TASK BRIEF: Faithfully return all lines, omitting every embedded picture.

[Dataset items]
####

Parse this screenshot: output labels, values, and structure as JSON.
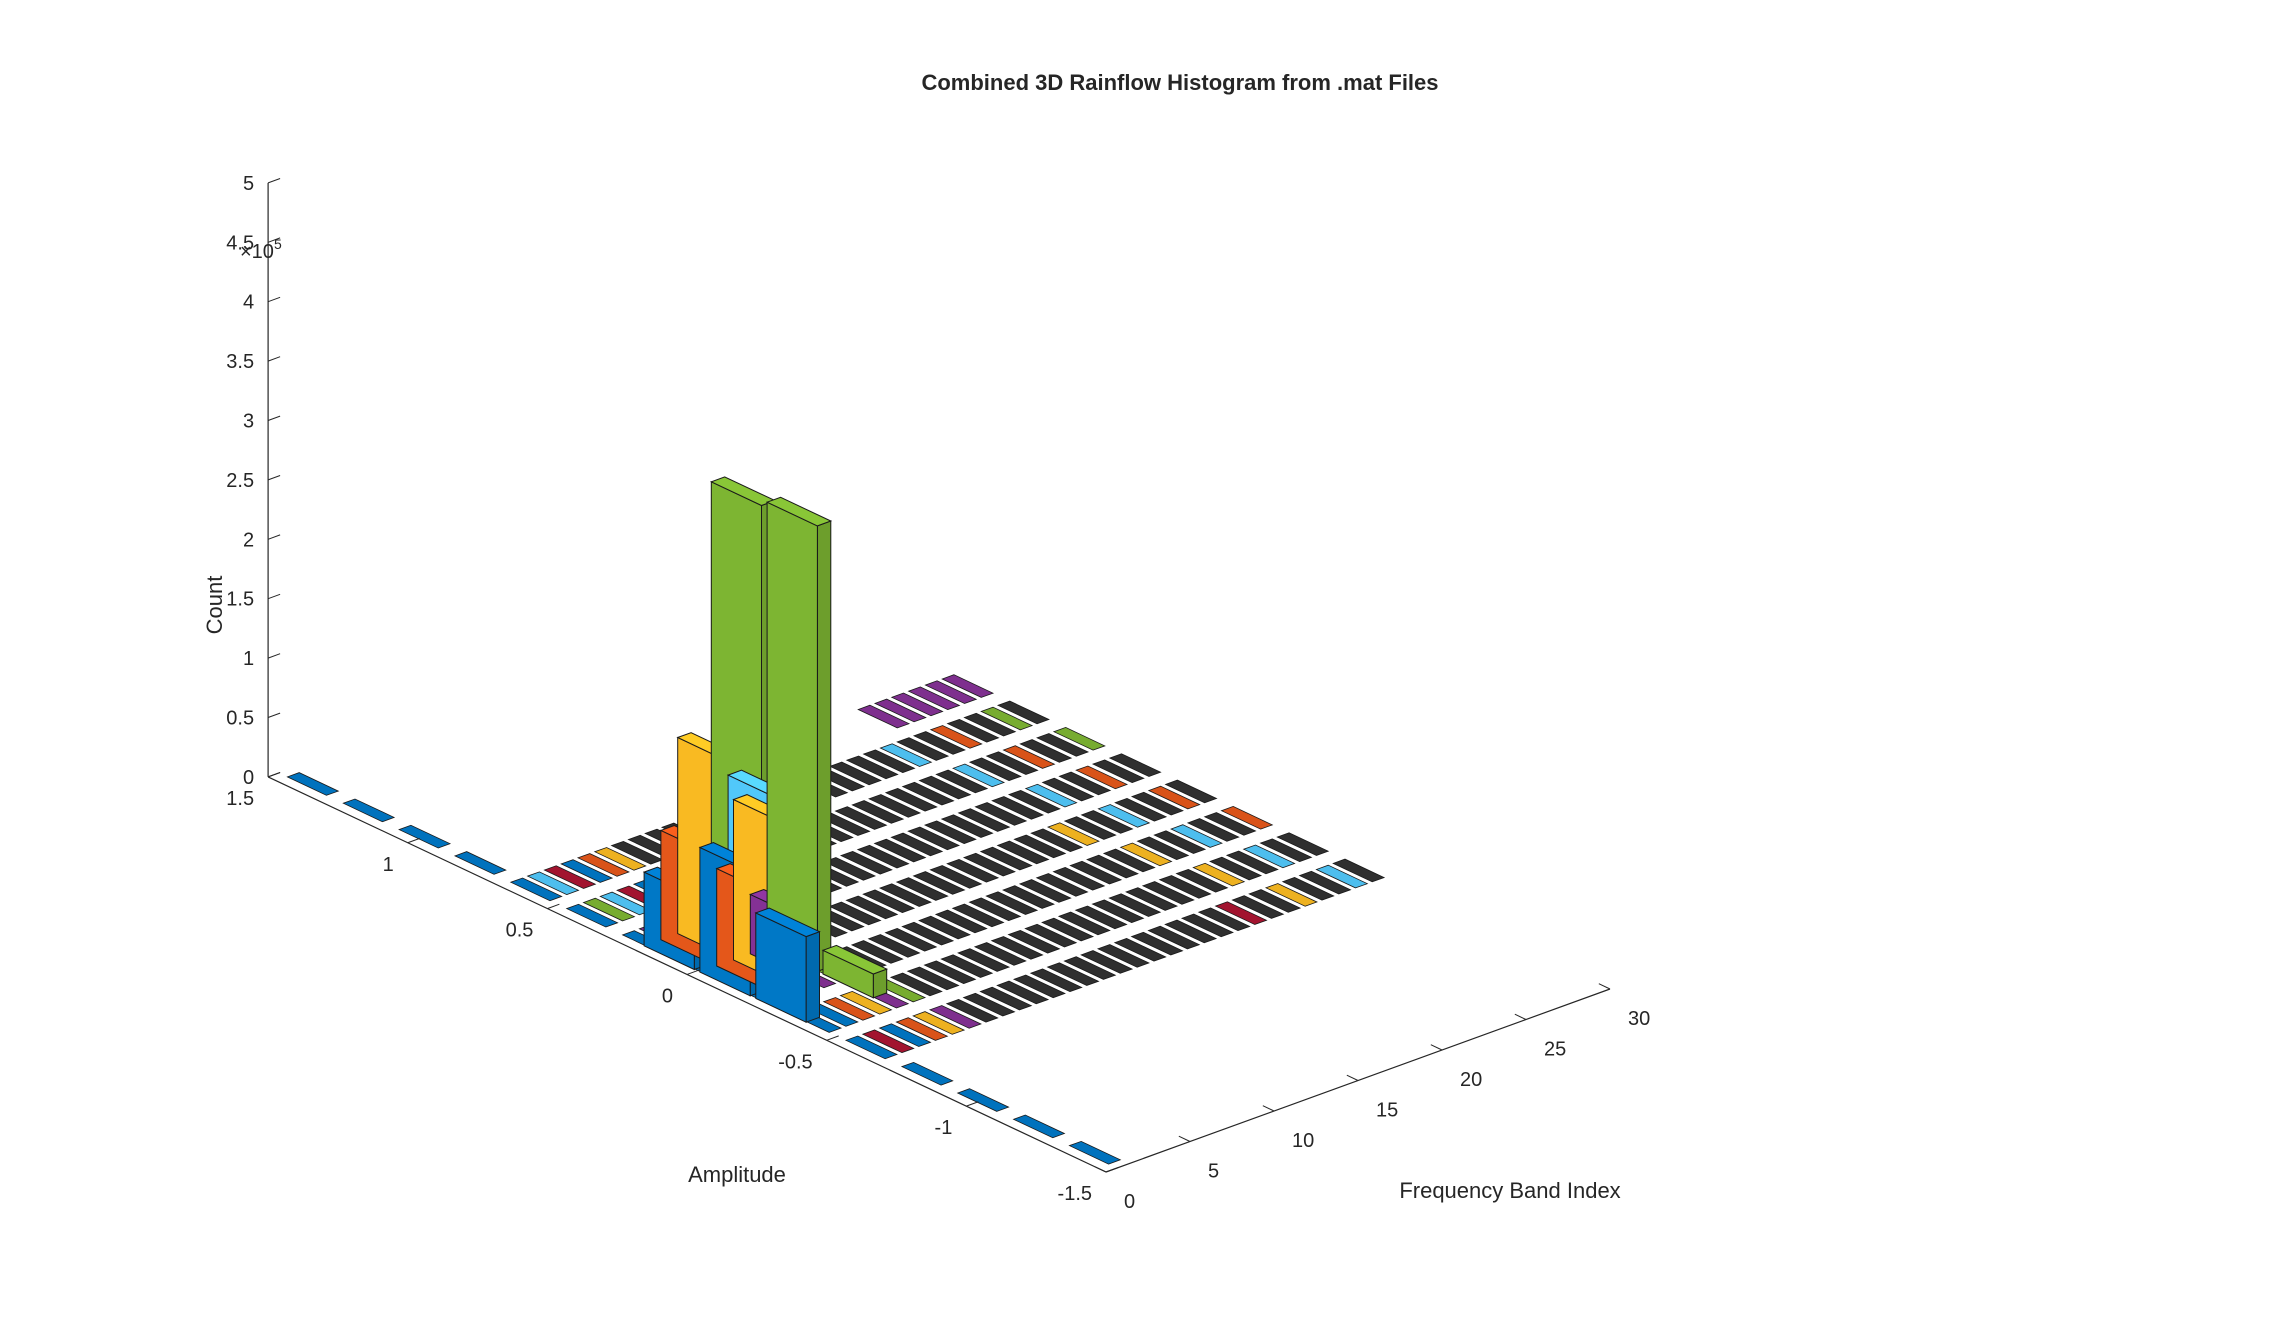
{
  "chart_data": {
    "type": "bar3",
    "title": "Combined 3D Rainflow Histogram from .mat Files",
    "xlabel": "Frequency Band Index",
    "ylabel": "Amplitude",
    "zlabel": "Count",
    "z_exponent_label": "×10",
    "z_exponent_power": "5",
    "xlim": [
      0,
      30
    ],
    "ylim": [
      -1.5,
      1.5
    ],
    "zlim": [
      0,
      500000
    ],
    "x_ticks": [
      "0",
      "5",
      "10",
      "15",
      "20",
      "25",
      "30"
    ],
    "y_ticks": [
      "1.5",
      "1",
      "0.5",
      "0",
      "-0.5",
      "-1",
      "-1.5"
    ],
    "z_ticks": [
      "0",
      "0.5",
      "1",
      "1.5",
      "2",
      "2.5",
      "3",
      "3.5",
      "4",
      "4.5",
      "5"
    ],
    "grid": false,
    "colors": {
      "blue": "#0072BD",
      "orange": "#D95319",
      "yellow": "#EDB120",
      "purple": "#7E2F8E",
      "green": "#77AC30",
      "cyan": "#4DBEEE",
      "red": "#A2142F",
      "dark": "#2f2f2f"
    },
    "bars": [
      {
        "band": 1,
        "amplitude": 0.1,
        "count": 62000,
        "color": "blue"
      },
      {
        "band": 1,
        "amplitude": -0.1,
        "count": 105000,
        "color": "blue"
      },
      {
        "band": 1,
        "amplitude": -0.3,
        "count": 72000,
        "color": "blue"
      },
      {
        "band": 2,
        "amplitude": 0.1,
        "count": 92000,
        "color": "orange"
      },
      {
        "band": 2,
        "amplitude": -0.1,
        "count": 82000,
        "color": "orange"
      },
      {
        "band": 3,
        "amplitude": 0.1,
        "count": 165000,
        "color": "yellow"
      },
      {
        "band": 3,
        "amplitude": -0.1,
        "count": 135000,
        "color": "yellow"
      },
      {
        "band": 4,
        "amplitude": -0.1,
        "count": 50000,
        "color": "purple"
      },
      {
        "band": 5,
        "amplitude": 0.1,
        "count": 370000,
        "color": "green"
      },
      {
        "band": 5,
        "amplitude": -0.1,
        "count": 375000,
        "color": "green"
      },
      {
        "band": 5,
        "amplitude": -0.3,
        "count": 20000,
        "color": "green"
      },
      {
        "band": 6,
        "amplitude": 0.1,
        "count": 118000,
        "color": "cyan"
      }
    ]
  }
}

####

RESULT BELOW:
Parse this screenshot: output labels, values, and structure as JSON.
{
  "chart_data": {
    "type": "bar3",
    "title": "Combined 3D Rainflow Histogram from .mat Files",
    "xlabel": "Frequency Band Index",
    "ylabel": "Amplitude",
    "zlabel": "Count",
    "z_exponent_label": "×10",
    "z_exponent_power": "5",
    "xlim": [
      0,
      30
    ],
    "ylim": [
      -1.5,
      1.5
    ],
    "zlim": [
      0,
      500000
    ],
    "x_ticks": [
      "0",
      "5",
      "10",
      "15",
      "20",
      "25",
      "30"
    ],
    "y_ticks": [
      "1.5",
      "1",
      "0.5",
      "0",
      "-0.5",
      "-1",
      "-1.5"
    ],
    "z_ticks": [
      "0",
      "0.5",
      "1",
      "1.5",
      "2",
      "2.5",
      "3",
      "3.5",
      "4",
      "4.5",
      "5"
    ],
    "grid": false,
    "colors": {
      "blue": "#0072BD",
      "orange": "#D95319",
      "yellow": "#EDB120",
      "purple": "#7E2F8E",
      "green": "#77AC30",
      "cyan": "#4DBEEE",
      "red": "#A2142F",
      "dark": "#2f2f2f"
    },
    "bars": [
      {
        "band": 1,
        "amplitude": 0.1,
        "count": 62000,
        "color": "blue"
      },
      {
        "band": 1,
        "amplitude": -0.1,
        "count": 105000,
        "color": "blue"
      },
      {
        "band": 1,
        "amplitude": -0.3,
        "count": 72000,
        "color": "blue"
      },
      {
        "band": 2,
        "amplitude": 0.1,
        "count": 92000,
        "color": "orange"
      },
      {
        "band": 2,
        "amplitude": -0.1,
        "count": 82000,
        "color": "orange"
      },
      {
        "band": 3,
        "amplitude": 0.1,
        "count": 165000,
        "color": "yellow"
      },
      {
        "band": 3,
        "amplitude": -0.1,
        "count": 135000,
        "color": "yellow"
      },
      {
        "band": 4,
        "amplitude": -0.1,
        "count": 50000,
        "color": "purple"
      },
      {
        "band": 5,
        "amplitude": 0.1,
        "count": 370000,
        "color": "green"
      },
      {
        "band": 5,
        "amplitude": -0.1,
        "count": 375000,
        "color": "green"
      },
      {
        "band": 5,
        "amplitude": -0.3,
        "count": 20000,
        "color": "green"
      },
      {
        "band": 6,
        "amplitude": 0.1,
        "count": 118000,
        "color": "cyan"
      }
    ]
  }
}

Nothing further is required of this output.